-- Start --

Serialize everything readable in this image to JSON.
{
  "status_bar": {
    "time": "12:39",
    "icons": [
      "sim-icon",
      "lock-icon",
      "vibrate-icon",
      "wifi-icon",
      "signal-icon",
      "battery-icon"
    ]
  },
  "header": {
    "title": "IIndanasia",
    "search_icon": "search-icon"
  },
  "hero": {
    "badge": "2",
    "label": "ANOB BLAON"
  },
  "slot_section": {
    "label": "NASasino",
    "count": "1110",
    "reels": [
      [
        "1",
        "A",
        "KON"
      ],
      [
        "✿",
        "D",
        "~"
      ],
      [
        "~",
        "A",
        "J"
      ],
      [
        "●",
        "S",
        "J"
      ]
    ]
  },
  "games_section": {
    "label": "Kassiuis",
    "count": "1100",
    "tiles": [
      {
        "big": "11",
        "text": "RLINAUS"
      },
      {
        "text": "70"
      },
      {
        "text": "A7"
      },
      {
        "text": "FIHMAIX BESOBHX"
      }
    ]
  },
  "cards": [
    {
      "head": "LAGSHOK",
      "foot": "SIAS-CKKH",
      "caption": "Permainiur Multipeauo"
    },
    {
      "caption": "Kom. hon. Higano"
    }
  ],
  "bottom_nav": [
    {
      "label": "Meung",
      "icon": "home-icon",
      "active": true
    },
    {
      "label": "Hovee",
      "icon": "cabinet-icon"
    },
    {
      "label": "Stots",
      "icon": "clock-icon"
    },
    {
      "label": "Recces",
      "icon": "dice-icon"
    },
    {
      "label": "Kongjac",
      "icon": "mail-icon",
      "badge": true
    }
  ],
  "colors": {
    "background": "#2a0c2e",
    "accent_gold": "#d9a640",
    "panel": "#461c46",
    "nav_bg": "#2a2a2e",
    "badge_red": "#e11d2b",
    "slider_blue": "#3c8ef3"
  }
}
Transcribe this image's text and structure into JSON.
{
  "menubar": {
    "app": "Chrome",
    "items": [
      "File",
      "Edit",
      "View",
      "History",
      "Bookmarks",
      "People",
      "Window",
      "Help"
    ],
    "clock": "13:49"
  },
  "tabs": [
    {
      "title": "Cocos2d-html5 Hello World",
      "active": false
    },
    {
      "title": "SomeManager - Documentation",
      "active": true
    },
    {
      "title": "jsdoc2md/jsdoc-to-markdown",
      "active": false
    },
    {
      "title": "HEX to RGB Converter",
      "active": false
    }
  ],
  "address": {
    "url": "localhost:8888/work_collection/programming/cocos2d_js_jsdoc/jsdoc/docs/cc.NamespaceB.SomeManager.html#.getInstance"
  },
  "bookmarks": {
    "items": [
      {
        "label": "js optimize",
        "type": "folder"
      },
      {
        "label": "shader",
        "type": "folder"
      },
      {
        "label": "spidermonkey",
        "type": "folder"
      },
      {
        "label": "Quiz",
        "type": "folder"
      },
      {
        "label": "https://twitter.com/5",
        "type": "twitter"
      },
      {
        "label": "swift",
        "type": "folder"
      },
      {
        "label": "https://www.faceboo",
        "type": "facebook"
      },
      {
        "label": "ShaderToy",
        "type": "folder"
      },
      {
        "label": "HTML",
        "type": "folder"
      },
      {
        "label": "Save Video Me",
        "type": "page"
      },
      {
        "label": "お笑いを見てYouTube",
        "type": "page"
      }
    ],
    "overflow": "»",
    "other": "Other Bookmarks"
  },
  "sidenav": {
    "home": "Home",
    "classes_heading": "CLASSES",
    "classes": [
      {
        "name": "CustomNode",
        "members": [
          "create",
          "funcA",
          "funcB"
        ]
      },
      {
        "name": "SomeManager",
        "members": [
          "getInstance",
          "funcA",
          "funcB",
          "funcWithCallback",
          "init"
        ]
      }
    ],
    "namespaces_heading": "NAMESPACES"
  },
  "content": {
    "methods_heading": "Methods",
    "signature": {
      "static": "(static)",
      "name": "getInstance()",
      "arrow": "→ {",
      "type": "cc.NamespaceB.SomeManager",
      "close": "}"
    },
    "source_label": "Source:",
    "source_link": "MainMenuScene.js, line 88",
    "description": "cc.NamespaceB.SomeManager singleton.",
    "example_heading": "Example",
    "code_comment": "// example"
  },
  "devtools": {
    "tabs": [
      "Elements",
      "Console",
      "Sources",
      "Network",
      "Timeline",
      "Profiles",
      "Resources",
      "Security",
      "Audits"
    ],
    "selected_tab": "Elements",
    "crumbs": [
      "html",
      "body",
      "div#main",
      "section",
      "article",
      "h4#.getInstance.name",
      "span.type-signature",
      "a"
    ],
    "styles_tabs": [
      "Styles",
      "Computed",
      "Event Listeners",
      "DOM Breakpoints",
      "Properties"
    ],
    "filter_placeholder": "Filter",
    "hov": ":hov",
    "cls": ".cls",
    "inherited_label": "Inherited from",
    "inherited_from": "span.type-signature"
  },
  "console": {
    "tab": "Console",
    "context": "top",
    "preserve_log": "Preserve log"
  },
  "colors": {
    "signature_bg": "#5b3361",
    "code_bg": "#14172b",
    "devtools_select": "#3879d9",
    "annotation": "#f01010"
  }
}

-- End --

DO THIS: Across the records, count the lines holding the string "getInstance". Give the number and stop.

CORRECT ANSWER: 4